Set exercise 1:
Update the records from their first line through the line containing "item-number: 13) [84, 607, 102, 622]", inclusive, replacing "pixel" with "screen" and keeping everything else the same. Give only those lines.

Selected excerpt:
------------------------------------------------------------------------

Setting priorities for grammars/rules could be possible for Kaldi & WSR. It wouldn't be hard for Kaldi; for the WSR backend, however, it would require a large reworking. I don't know about natlink.

quintijn commented 5 years ago

I think setting priorities of command grammars in Dragon/Natlink is not possible. I am also not in favour of it. I think duplicate recognitions should be avoided.

quintijn commented 5 years ago

The spacing/capitalisation issue, as normally done by Dragon in "supported windows" is simulated in the natlink module nsformat.py. This behaviour is also used for utterances in the same "unsupported" window.

------------------------------------------------------------------------

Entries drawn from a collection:

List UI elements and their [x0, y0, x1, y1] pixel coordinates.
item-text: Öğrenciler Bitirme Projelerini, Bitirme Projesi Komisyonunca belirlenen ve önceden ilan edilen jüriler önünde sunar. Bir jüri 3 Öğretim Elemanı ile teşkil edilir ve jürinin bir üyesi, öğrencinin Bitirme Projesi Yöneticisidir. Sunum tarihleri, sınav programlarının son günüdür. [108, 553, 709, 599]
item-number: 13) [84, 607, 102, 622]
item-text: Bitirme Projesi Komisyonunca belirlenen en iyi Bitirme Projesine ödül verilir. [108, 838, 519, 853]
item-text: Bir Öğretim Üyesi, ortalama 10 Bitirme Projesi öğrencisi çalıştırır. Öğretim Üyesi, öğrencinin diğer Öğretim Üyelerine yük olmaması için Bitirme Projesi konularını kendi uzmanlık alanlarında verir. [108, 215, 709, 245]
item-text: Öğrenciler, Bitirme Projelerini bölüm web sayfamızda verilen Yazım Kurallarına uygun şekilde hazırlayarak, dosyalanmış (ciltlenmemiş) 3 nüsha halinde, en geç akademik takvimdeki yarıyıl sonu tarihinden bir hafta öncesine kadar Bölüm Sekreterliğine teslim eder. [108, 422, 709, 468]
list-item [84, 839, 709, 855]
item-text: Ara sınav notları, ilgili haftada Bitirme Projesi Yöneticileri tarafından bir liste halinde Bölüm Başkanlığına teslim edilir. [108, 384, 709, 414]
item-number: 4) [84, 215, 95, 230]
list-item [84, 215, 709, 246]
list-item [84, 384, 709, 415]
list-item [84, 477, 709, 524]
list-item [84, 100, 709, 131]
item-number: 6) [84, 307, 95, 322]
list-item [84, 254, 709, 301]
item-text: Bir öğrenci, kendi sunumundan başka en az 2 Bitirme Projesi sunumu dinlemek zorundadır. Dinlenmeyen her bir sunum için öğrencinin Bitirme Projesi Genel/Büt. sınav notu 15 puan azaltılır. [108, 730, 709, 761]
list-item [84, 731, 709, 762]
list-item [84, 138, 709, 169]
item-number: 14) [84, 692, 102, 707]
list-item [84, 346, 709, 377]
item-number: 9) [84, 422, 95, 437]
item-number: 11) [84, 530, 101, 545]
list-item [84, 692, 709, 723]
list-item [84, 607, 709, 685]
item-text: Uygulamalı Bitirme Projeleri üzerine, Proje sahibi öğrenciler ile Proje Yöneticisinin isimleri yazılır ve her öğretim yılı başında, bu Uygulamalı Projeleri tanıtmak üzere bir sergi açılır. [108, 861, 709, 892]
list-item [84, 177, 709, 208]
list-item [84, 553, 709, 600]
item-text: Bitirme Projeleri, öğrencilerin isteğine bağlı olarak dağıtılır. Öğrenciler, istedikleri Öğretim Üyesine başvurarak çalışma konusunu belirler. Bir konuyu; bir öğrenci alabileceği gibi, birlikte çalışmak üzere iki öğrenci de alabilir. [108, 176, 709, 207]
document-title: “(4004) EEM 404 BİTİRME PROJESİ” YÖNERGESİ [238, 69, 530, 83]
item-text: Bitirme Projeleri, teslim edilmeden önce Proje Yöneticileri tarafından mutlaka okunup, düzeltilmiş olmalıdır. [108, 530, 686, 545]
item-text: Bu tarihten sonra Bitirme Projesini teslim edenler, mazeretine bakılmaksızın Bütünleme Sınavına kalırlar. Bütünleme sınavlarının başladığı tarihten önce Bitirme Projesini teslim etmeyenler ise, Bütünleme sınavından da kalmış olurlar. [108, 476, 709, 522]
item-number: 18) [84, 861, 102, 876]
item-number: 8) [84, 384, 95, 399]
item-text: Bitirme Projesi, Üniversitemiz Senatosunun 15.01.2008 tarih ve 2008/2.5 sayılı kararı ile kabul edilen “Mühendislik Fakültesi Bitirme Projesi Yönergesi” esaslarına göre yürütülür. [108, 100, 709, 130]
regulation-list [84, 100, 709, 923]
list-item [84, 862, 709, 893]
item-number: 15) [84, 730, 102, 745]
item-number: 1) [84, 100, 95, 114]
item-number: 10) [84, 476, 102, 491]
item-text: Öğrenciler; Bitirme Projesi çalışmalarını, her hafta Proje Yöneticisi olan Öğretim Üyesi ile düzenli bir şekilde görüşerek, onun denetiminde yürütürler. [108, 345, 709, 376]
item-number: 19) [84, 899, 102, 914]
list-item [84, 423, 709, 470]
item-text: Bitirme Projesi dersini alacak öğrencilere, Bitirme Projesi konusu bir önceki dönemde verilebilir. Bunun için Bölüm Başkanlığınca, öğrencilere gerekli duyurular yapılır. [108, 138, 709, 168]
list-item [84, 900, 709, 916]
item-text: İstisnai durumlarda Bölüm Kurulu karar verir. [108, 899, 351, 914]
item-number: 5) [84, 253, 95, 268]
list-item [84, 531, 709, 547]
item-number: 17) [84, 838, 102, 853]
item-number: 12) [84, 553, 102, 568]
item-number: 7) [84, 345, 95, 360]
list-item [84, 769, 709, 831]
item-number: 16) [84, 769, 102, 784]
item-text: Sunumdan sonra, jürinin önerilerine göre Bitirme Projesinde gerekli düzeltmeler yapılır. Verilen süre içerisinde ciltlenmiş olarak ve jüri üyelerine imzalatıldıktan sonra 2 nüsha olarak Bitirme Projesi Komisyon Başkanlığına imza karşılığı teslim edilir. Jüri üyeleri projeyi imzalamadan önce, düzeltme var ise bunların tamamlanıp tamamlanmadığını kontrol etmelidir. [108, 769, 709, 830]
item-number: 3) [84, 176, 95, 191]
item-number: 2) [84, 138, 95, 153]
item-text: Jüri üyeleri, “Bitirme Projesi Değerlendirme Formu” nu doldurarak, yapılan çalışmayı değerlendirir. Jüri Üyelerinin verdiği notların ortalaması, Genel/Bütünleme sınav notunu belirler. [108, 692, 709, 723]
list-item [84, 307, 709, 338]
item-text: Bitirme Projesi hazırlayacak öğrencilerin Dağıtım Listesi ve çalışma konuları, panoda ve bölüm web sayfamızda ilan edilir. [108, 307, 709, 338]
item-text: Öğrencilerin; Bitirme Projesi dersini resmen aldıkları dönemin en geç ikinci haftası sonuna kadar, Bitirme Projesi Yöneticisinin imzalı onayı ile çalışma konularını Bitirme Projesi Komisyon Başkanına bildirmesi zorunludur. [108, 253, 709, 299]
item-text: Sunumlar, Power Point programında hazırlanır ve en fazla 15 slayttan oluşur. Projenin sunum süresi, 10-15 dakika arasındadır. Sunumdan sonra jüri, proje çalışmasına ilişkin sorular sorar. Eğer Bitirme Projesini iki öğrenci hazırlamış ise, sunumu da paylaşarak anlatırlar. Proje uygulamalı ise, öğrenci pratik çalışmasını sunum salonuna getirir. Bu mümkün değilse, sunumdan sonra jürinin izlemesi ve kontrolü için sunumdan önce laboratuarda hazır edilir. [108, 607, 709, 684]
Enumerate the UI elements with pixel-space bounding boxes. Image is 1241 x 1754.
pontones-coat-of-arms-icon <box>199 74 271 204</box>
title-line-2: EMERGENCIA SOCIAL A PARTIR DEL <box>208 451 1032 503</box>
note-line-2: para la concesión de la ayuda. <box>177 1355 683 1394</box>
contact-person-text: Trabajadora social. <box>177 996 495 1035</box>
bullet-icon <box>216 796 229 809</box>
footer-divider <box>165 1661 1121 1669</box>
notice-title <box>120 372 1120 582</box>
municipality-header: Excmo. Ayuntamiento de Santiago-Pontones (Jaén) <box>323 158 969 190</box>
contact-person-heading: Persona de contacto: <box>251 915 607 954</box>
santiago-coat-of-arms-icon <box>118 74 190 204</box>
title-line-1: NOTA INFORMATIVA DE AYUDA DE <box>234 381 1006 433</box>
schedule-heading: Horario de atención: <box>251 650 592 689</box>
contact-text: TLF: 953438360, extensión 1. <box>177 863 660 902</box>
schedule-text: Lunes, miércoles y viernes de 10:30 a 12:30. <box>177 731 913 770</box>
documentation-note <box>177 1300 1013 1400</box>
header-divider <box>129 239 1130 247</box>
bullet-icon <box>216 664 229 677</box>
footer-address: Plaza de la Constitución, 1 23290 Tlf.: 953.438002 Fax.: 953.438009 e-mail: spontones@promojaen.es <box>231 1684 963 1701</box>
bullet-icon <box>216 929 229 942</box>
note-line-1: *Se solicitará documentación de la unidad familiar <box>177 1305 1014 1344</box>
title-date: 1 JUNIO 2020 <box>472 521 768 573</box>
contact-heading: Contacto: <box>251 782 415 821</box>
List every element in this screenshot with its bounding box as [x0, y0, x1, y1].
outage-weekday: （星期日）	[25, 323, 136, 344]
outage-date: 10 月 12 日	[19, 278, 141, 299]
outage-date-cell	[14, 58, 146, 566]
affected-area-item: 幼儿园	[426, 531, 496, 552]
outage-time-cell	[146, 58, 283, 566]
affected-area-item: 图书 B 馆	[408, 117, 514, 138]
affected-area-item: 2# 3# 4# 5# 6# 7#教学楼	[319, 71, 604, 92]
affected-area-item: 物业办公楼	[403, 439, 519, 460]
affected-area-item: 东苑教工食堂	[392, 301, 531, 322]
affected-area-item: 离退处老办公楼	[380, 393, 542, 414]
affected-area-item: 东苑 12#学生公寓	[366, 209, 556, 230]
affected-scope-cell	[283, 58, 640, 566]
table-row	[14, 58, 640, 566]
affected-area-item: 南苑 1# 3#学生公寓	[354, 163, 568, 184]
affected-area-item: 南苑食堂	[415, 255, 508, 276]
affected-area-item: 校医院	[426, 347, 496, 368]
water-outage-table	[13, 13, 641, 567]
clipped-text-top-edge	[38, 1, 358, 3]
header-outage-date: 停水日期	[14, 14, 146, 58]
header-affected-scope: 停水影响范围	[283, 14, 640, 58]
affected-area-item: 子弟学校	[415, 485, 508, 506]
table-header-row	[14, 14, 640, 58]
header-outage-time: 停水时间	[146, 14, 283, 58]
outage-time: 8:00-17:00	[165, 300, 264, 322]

------------------------------------------------------------------------

Set exercise 2:
Retype the forum thread on grammar priorities word for word, from "Setting priorities for" through "know about natlink.", inclusive.

Result 1:
List UI elements and their [x0, y0, x1, y1] screen coordinates.
item-text: Öğrenciler Bitirme Projelerini, Bitirme Projesi Komisyonunca belirlenen ve önceden ilan edilen jüriler önünde sunar. Bir jüri 3 Öğretim Elemanı ile teşkil edilir ve jürinin bir üyesi, öğrencinin Bitirme Projesi Yöneticisidir. Sunum tarihleri, sınav programlarının son günüdür. [108, 553, 709, 599]
item-number: 13) [84, 607, 102, 622]

Result 2:
Setting priorities for grammars/rules could be possible for Kaldi & WSR. It wouldn't be hard for Kaldi; for the WSR backend, however, it would require a large reworking. I don't know about natlink.